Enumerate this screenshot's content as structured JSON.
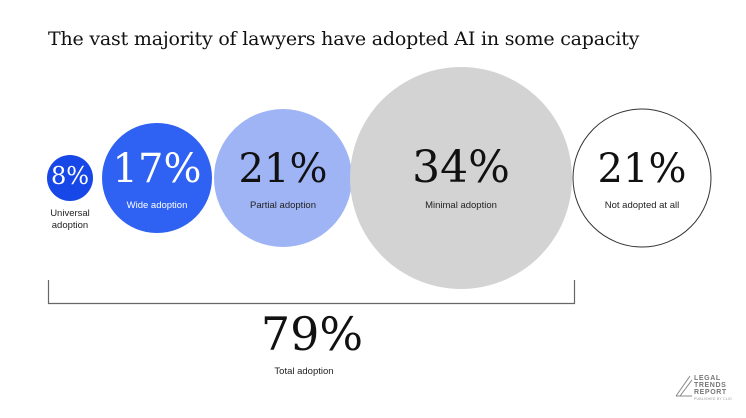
{
  "chart_data": {
    "type": "bubble",
    "title": "The vast majority of lawyers have adopted AI in some capacity",
    "categories": [
      "Universal adoption",
      "Wide adoption",
      "Partial adoption",
      "Minimal adoption",
      "Not adopted at all"
    ],
    "values": [
      8,
      17,
      21,
      34,
      21
    ],
    "value_labels": [
      "8%",
      "17%",
      "21%",
      "34%",
      "21%"
    ],
    "colors": [
      "#1747e6",
      "#2f62f2",
      "#9fb4f5",
      "#d3d3d3",
      "#ffffff"
    ],
    "bracket": {
      "label": "Total adoption",
      "value": 79,
      "value_label": "79%",
      "covers": [
        "Universal adoption",
        "Wide adoption",
        "Partial adoption",
        "Minimal adoption"
      ]
    }
  },
  "logo": {
    "lines": [
      "LEGAL",
      "TRENDS",
      "REPORT"
    ],
    "subtitle": "PUBLISHED BY CLIO"
  }
}
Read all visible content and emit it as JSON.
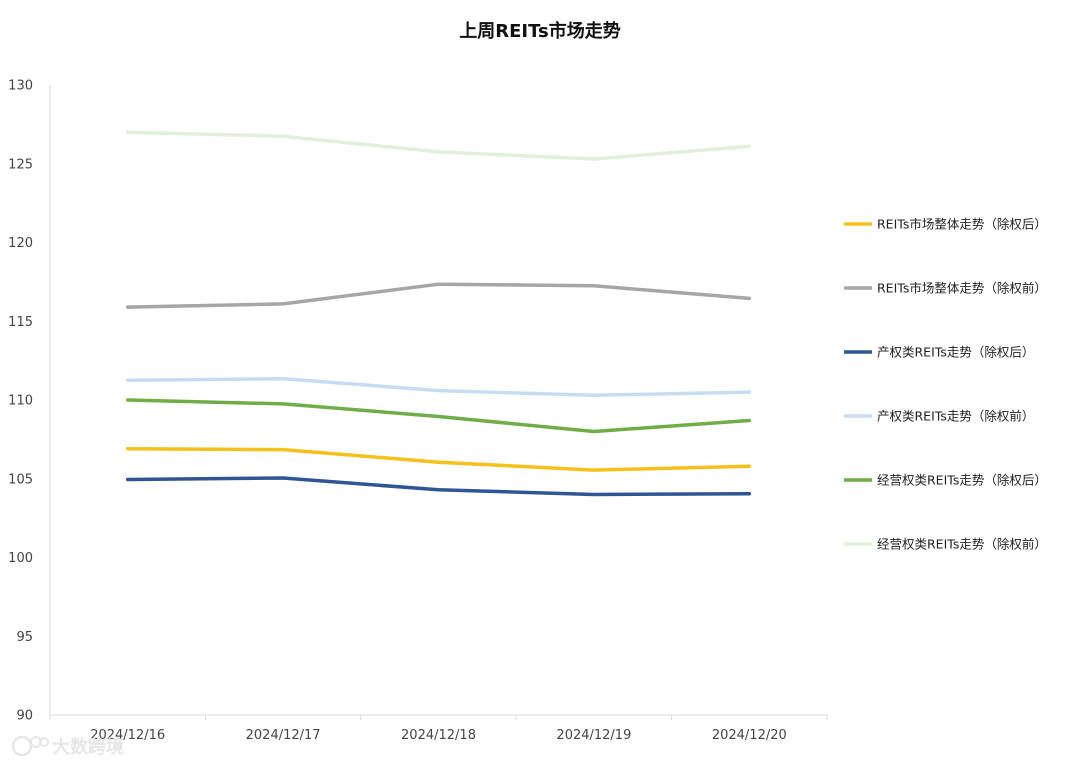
{
  "chart_data": {
    "type": "line",
    "title": "上周REITs市场走势",
    "xlabel": "",
    "ylabel": "",
    "categories": [
      "2024/12/16",
      "2024/12/17",
      "2024/12/18",
      "2024/12/19",
      "2024/12/20"
    ],
    "ylim": [
      90,
      130
    ],
    "yticks": [
      "90",
      "95",
      "100",
      "105",
      "110",
      "115",
      "120",
      "125",
      "130"
    ],
    "grid": false,
    "legend_position": "right",
    "series": [
      {
        "name": "REITs市场整体走势（除权后）",
        "color": "#F5C01A",
        "values": [
          106.9,
          106.85,
          106.05,
          105.55,
          105.8
        ]
      },
      {
        "name": "REITs市场整体走势（除权前）",
        "color": "#A6A6A6",
        "values": [
          115.9,
          116.1,
          117.35,
          117.25,
          116.45
        ]
      },
      {
        "name": "产权类REITs走势（除权后）",
        "color": "#2F5597",
        "values": [
          104.95,
          105.05,
          104.3,
          104.0,
          104.05
        ]
      },
      {
        "name": "产权类REITs走势（除权前）",
        "color": "#C5DCF2",
        "values": [
          111.25,
          111.35,
          110.6,
          110.3,
          110.5
        ]
      },
      {
        "name": "经营权类REITs走势（除权后）",
        "color": "#70AD47",
        "values": [
          110.0,
          109.75,
          108.95,
          108.0,
          108.7
        ]
      },
      {
        "name": "经营权类REITs走势（除权前）",
        "color": "#E2EFDA",
        "values": [
          127.0,
          126.75,
          125.75,
          125.3,
          126.1
        ]
      }
    ]
  },
  "watermark": {
    "text": "大数跨境",
    "icon": "logo-icon"
  }
}
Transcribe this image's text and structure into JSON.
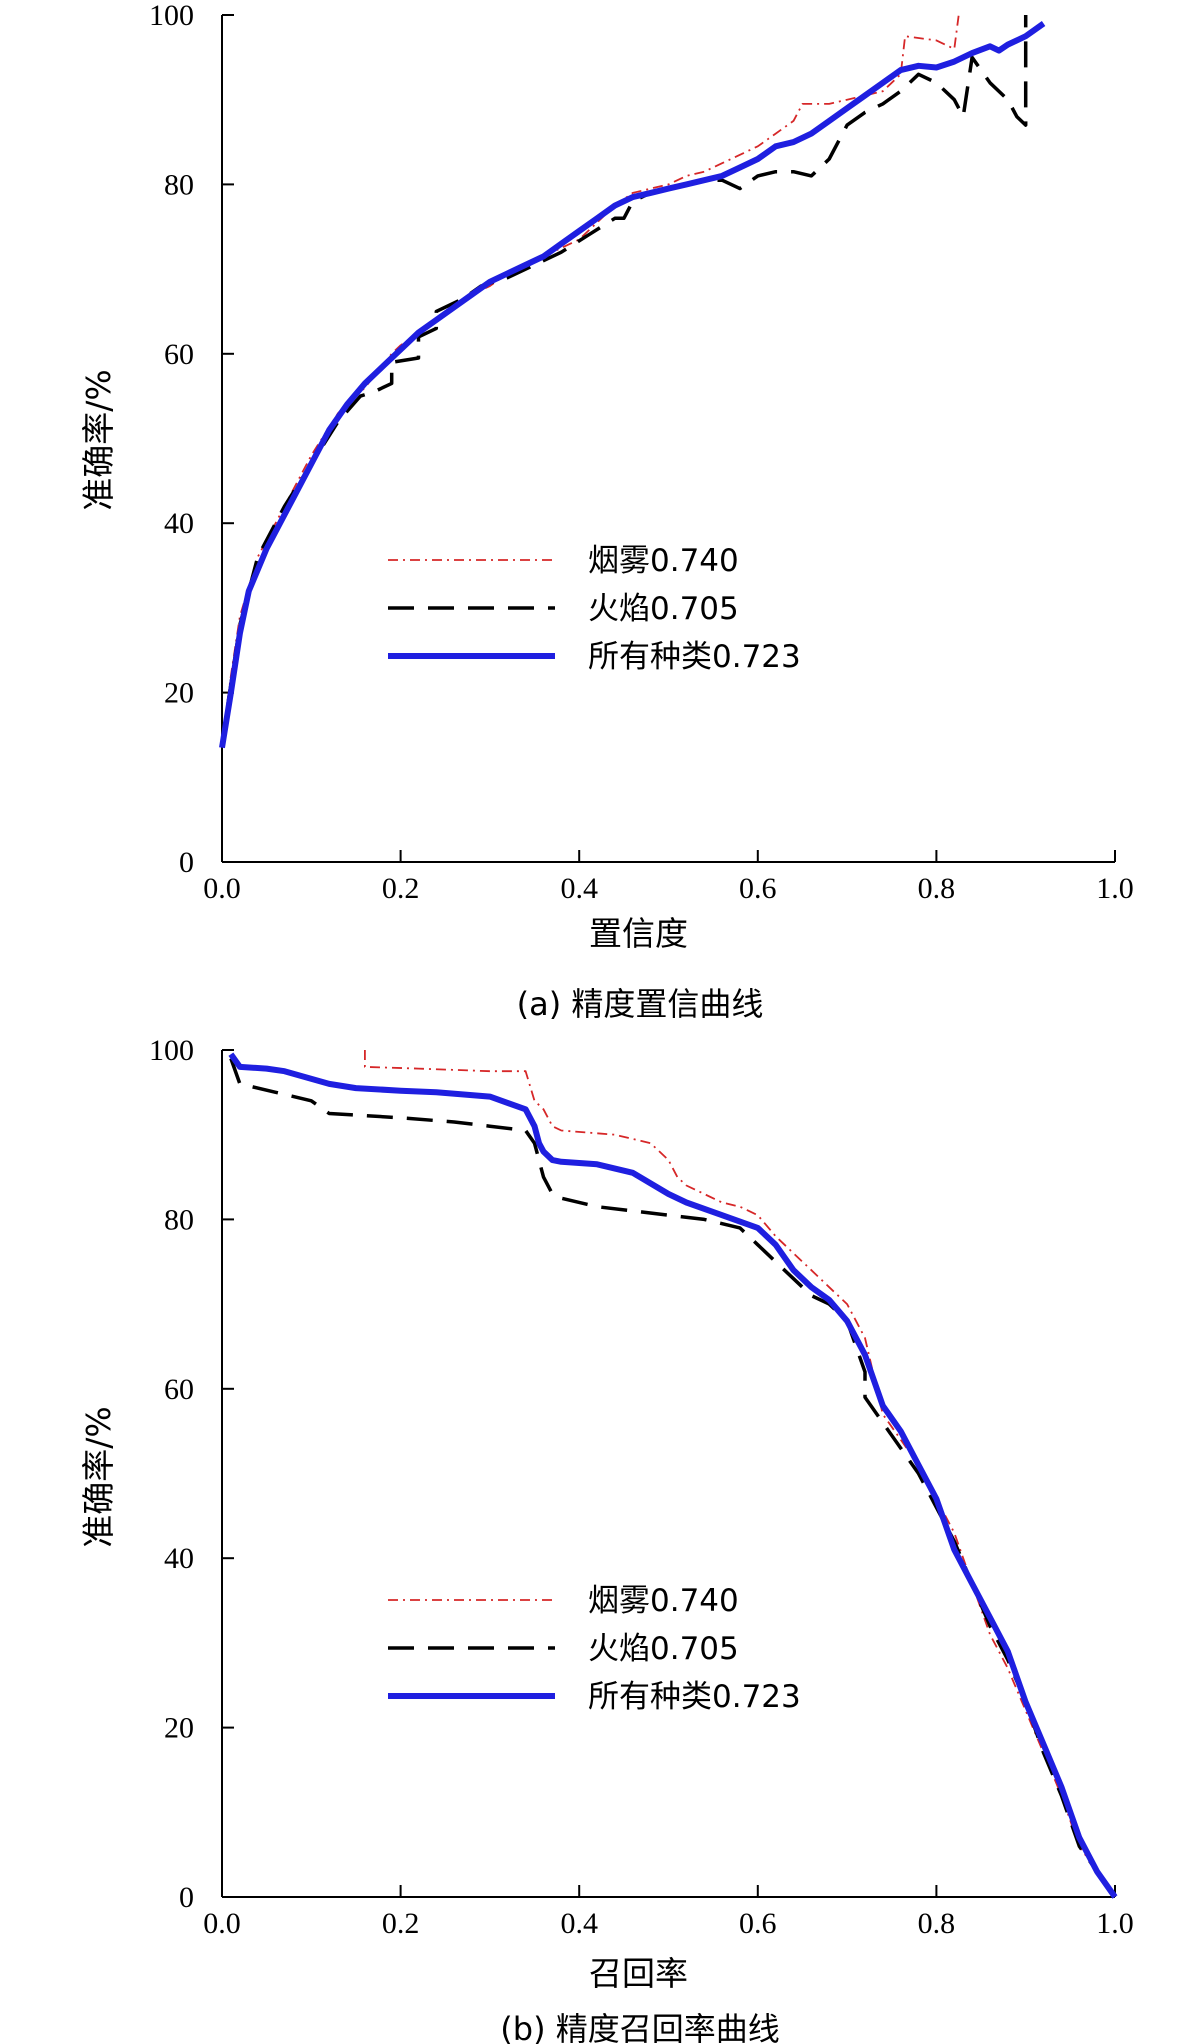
{
  "colors": {
    "smoke": "#d62728",
    "flame": "#000000",
    "all": "#1f1fe0"
  },
  "legend_placement": "center",
  "chart_data": [
    {
      "type": "line",
      "caption": "(a)  精度置信曲线",
      "xlabel": "置信度",
      "ylabel": "准确率/%",
      "xlim": [
        0,
        1
      ],
      "ylim": [
        0,
        100
      ],
      "xticks": [
        "0.0",
        "0.2",
        "0.4",
        "0.6",
        "0.8",
        "1.0"
      ],
      "yticks": [
        "0",
        "20",
        "40",
        "60",
        "80",
        "100"
      ],
      "series": [
        {
          "key": "smoke",
          "name": "烟雾0.740",
          "style": "dashdot",
          "x": [
            0,
            0.01,
            0.02,
            0.04,
            0.07,
            0.1,
            0.13,
            0.16,
            0.19,
            0.2,
            0.22,
            0.24,
            0.26,
            0.28,
            0.3,
            0.32,
            0.34,
            0.36,
            0.38,
            0.4,
            0.42,
            0.44,
            0.46,
            0.48,
            0.5,
            0.52,
            0.54,
            0.56,
            0.58,
            0.6,
            0.62,
            0.64,
            0.65,
            0.68,
            0.7,
            0.72,
            0.74,
            0.76,
            0.765,
            0.8,
            0.82,
            0.825
          ],
          "y": [
            14,
            22,
            29,
            36,
            42,
            48,
            53,
            56,
            60,
            61,
            62.5,
            64,
            65.5,
            67,
            68,
            69.5,
            70.5,
            71.5,
            72.5,
            73.5,
            75.5,
            77.5,
            79,
            79.5,
            80,
            81,
            81.5,
            82.5,
            83.5,
            84.5,
            86,
            87.5,
            89.5,
            89.5,
            90,
            90.5,
            91,
            93,
            97.5,
            97,
            96,
            100
          ]
        },
        {
          "key": "flame",
          "name": "火焰0.705",
          "style": "dashed",
          "x": [
            0,
            0.01,
            0.02,
            0.04,
            0.07,
            0.1,
            0.13,
            0.155,
            0.17,
            0.19,
            0.19,
            0.22,
            0.22,
            0.24,
            0.24,
            0.27,
            0.29,
            0.32,
            0.35,
            0.38,
            0.41,
            0.44,
            0.45,
            0.46,
            0.48,
            0.5,
            0.52,
            0.54,
            0.56,
            0.58,
            0.6,
            0.62,
            0.64,
            0.66,
            0.68,
            0.7,
            0.72,
            0.74,
            0.76,
            0.78,
            0.8,
            0.82,
            0.83,
            0.84,
            0.86,
            0.88,
            0.89,
            0.9,
            0.9
          ],
          "y": [
            14,
            21,
            28,
            36,
            42,
            47,
            52,
            55,
            55.5,
            56.5,
            59,
            59.5,
            62,
            63,
            65,
            66.5,
            68,
            69,
            70.5,
            72,
            74,
            76,
            76,
            78,
            79,
            79.5,
            80,
            80.5,
            80.5,
            79.5,
            81,
            81.5,
            81.5,
            81,
            83,
            87,
            88.5,
            89.5,
            91,
            93,
            92,
            90,
            88,
            95,
            92,
            90,
            88,
            87,
            100
          ]
        },
        {
          "key": "all",
          "name": "所有种类0.723",
          "style": "solid",
          "x": [
            0,
            0.01,
            0.02,
            0.03,
            0.05,
            0.08,
            0.1,
            0.12,
            0.14,
            0.16,
            0.18,
            0.2,
            0.22,
            0.24,
            0.26,
            0.28,
            0.3,
            0.32,
            0.34,
            0.36,
            0.38,
            0.4,
            0.42,
            0.44,
            0.46,
            0.48,
            0.5,
            0.52,
            0.54,
            0.56,
            0.58,
            0.6,
            0.62,
            0.64,
            0.66,
            0.68,
            0.7,
            0.72,
            0.74,
            0.76,
            0.78,
            0.8,
            0.82,
            0.84,
            0.86,
            0.87,
            0.88,
            0.9,
            0.92
          ],
          "y": [
            13.5,
            20,
            27,
            32,
            37,
            43,
            47,
            51,
            54,
            56.5,
            58.5,
            60.5,
            62.5,
            64,
            65.5,
            67,
            68.5,
            69.5,
            70.5,
            71.5,
            73,
            74.5,
            76,
            77.5,
            78.5,
            79,
            79.5,
            80,
            80.5,
            81,
            82,
            83,
            84.5,
            85,
            86,
            87.5,
            89,
            90.5,
            92,
            93.5,
            94,
            93.8,
            94.5,
            95.5,
            96.3,
            95.8,
            96.5,
            97.5,
            99
          ]
        }
      ]
    },
    {
      "type": "line",
      "caption": "(b)  精度召回率曲线",
      "xlabel": "召回率",
      "ylabel": "准确率/%",
      "xlim": [
        0,
        1
      ],
      "ylim": [
        0,
        100
      ],
      "xticks": [
        "0.0",
        "0.2",
        "0.4",
        "0.6",
        "0.8",
        "1.0"
      ],
      "yticks": [
        "0",
        "20",
        "40",
        "60",
        "80",
        "100"
      ],
      "series": [
        {
          "key": "smoke",
          "name": "烟雾0.740",
          "style": "dashdot",
          "x": [
            0.16,
            0.16,
            0.22,
            0.3,
            0.34,
            0.35,
            0.36,
            0.37,
            0.38,
            0.44,
            0.48,
            0.5,
            0.51,
            0.52,
            0.54,
            0.56,
            0.58,
            0.6,
            0.62,
            0.64,
            0.66,
            0.68,
            0.7,
            0.72,
            0.74,
            0.76,
            0.78,
            0.8,
            0.82,
            0.84,
            0.86,
            0.88,
            0.9,
            0.92,
            0.94,
            0.96,
            0.98,
            1.0
          ],
          "y": [
            100,
            98,
            97.8,
            97.5,
            97.5,
            94,
            93,
            91,
            90.5,
            90,
            89,
            87,
            85,
            84,
            83,
            82,
            81.5,
            80.5,
            78,
            76,
            74,
            72,
            70,
            66,
            57,
            54,
            51,
            47,
            43,
            37,
            31,
            27,
            22,
            17,
            12,
            6,
            3,
            0
          ]
        },
        {
          "key": "flame",
          "name": "火焰0.705",
          "style": "dashed",
          "x": [
            0.01,
            0.02,
            0.06,
            0.1,
            0.12,
            0.2,
            0.26,
            0.3,
            0.34,
            0.35,
            0.355,
            0.36,
            0.37,
            0.38,
            0.42,
            0.46,
            0.5,
            0.54,
            0.58,
            0.6,
            0.62,
            0.64,
            0.66,
            0.68,
            0.7,
            0.72,
            0.72,
            0.74,
            0.76,
            0.78,
            0.8,
            0.82,
            0.84,
            0.86,
            0.88,
            0.9,
            0.92,
            0.94,
            0.96,
            0.98,
            1.0
          ],
          "y": [
            99,
            96,
            95,
            94,
            92.5,
            92,
            91.5,
            91,
            90.5,
            89,
            87,
            85,
            83,
            82.5,
            81.5,
            81,
            80.5,
            80,
            79,
            77,
            75,
            73,
            71,
            70,
            68,
            62,
            59,
            56,
            53,
            50,
            46,
            42,
            37,
            32,
            28,
            23,
            17,
            12,
            6,
            3,
            0
          ]
        },
        {
          "key": "all",
          "name": "所有种类0.723",
          "style": "solid",
          "x": [
            0.01,
            0.02,
            0.05,
            0.07,
            0.12,
            0.15,
            0.2,
            0.24,
            0.3,
            0.34,
            0.35,
            0.355,
            0.36,
            0.37,
            0.38,
            0.42,
            0.46,
            0.5,
            0.52,
            0.56,
            0.6,
            0.62,
            0.64,
            0.66,
            0.68,
            0.7,
            0.72,
            0.74,
            0.76,
            0.78,
            0.8,
            0.82,
            0.84,
            0.86,
            0.88,
            0.9,
            0.92,
            0.94,
            0.96,
            0.98,
            1.0
          ],
          "y": [
            99.5,
            98,
            97.8,
            97.5,
            96,
            95.5,
            95.2,
            95,
            94.5,
            93,
            91,
            89,
            88,
            87,
            86.8,
            86.5,
            85.5,
            83,
            82,
            80.5,
            79,
            77,
            74,
            72,
            70.5,
            68,
            64,
            58,
            55,
            51,
            47,
            41,
            37,
            33,
            29,
            23,
            18,
            13,
            7,
            3,
            0
          ]
        }
      ]
    }
  ]
}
************
• Problem description:
Copy each line that holds the word "JSON".

• Result for this task:
Enumerate this screenshot's content as structured JSON.
Read all visible content and emit it as JSON.
Transcribe this image's text and structure into JSON.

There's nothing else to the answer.